Retype the records below exactly as they appear, but leave out any pictures.

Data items
* * * *
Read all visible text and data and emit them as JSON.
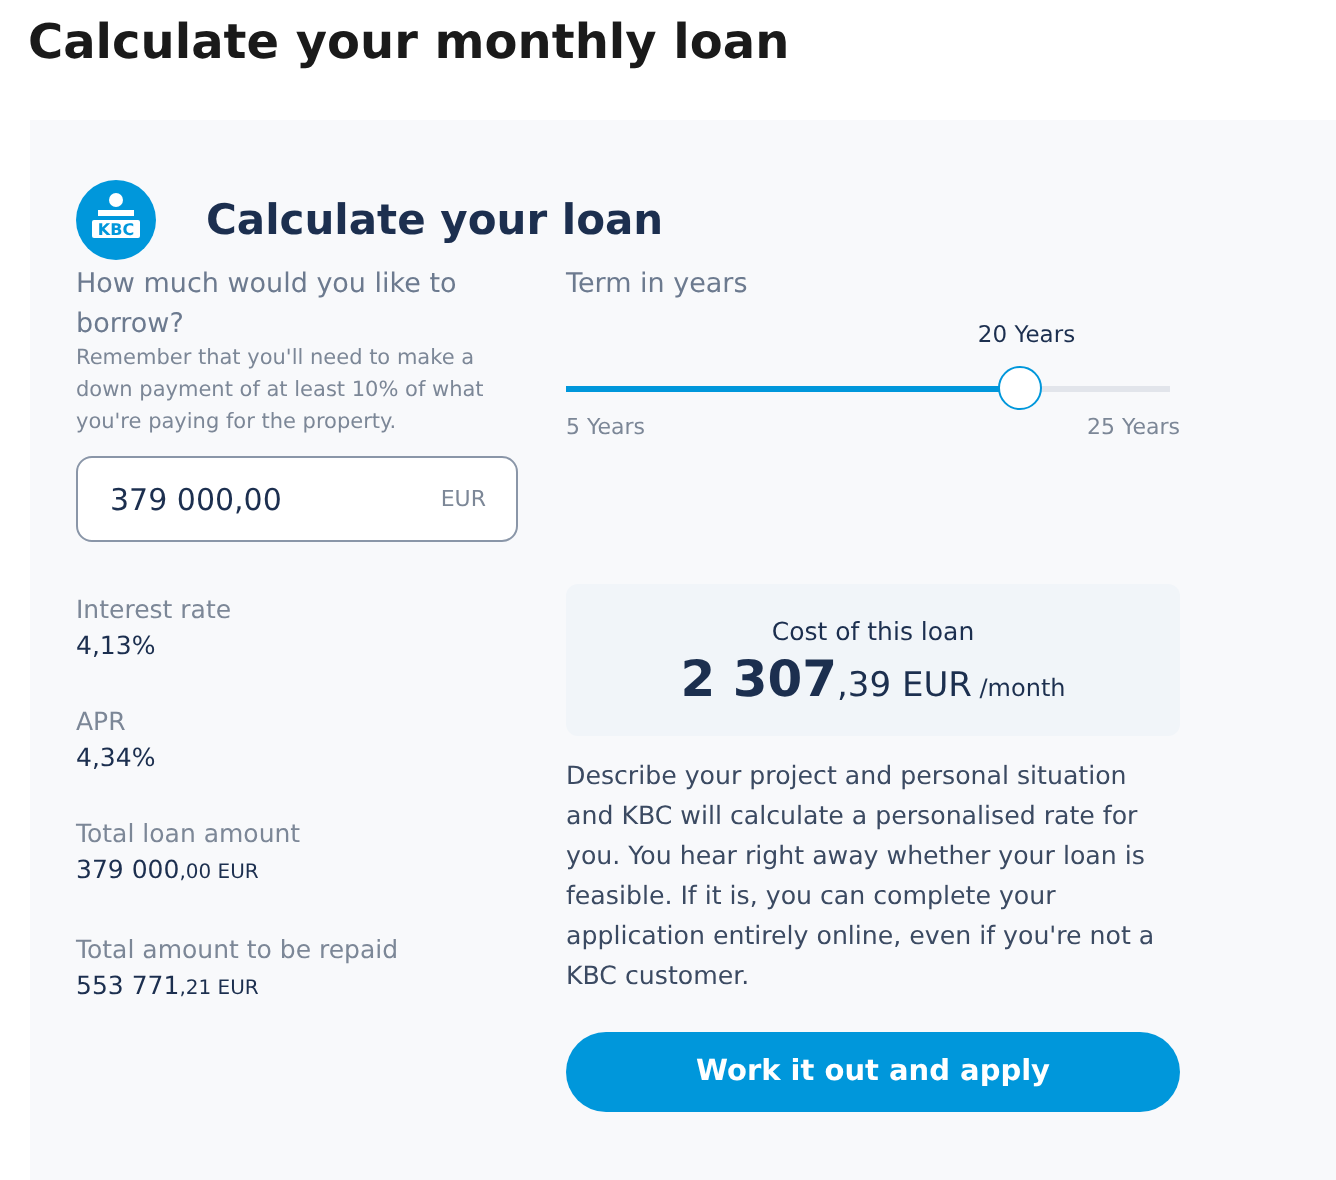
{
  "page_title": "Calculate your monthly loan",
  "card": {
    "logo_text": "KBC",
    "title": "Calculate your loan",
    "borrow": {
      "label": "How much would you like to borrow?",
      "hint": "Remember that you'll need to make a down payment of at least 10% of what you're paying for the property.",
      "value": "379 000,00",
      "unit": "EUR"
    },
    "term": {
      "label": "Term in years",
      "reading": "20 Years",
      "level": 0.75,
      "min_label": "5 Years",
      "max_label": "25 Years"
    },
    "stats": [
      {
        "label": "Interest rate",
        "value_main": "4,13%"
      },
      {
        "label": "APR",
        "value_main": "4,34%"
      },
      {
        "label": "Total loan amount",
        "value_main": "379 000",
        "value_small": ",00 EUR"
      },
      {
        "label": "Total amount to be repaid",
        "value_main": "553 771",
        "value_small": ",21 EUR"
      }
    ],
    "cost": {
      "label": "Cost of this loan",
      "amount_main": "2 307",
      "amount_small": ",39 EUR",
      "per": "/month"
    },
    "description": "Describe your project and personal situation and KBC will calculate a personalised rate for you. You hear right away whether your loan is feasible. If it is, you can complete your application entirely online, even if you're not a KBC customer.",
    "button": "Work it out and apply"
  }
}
* * * *
▶ **Task answer**:
Read all visible text and data and emit them as JSON.
{
  "page_title": "Calculate your monthly loan",
  "card": {
    "logo_text": "KBC",
    "title": "Calculate your loan",
    "borrow": {
      "label": "How much would you like to borrow?",
      "hint": "Remember that you'll need to make a down payment of at least 10% of what you're paying for the property.",
      "value": "379 000,00",
      "unit": "EUR"
    },
    "term": {
      "label": "Term in years",
      "reading": "20 Years",
      "level": 0.75,
      "min_label": "5 Years",
      "max_label": "25 Years"
    },
    "stats": [
      {
        "label": "Interest rate",
        "value_main": "4,13%"
      },
      {
        "label": "APR",
        "value_main": "4,34%"
      },
      {
        "label": "Total loan amount",
        "value_main": "379 000",
        "value_small": ",00 EUR"
      },
      {
        "label": "Total amount to be repaid",
        "value_main": "553 771",
        "value_small": ",21 EUR"
      }
    ],
    "cost": {
      "label": "Cost of this loan",
      "amount_main": "2 307",
      "amount_small": ",39 EUR",
      "per": "/month"
    },
    "description": "Describe your project and personal situation and KBC will calculate a personalised rate for you. You hear right away whether your loan is feasible. If it is, you can complete your application entirely online, even if you're not a KBC customer.",
    "button": "Work it out and apply"
  }
}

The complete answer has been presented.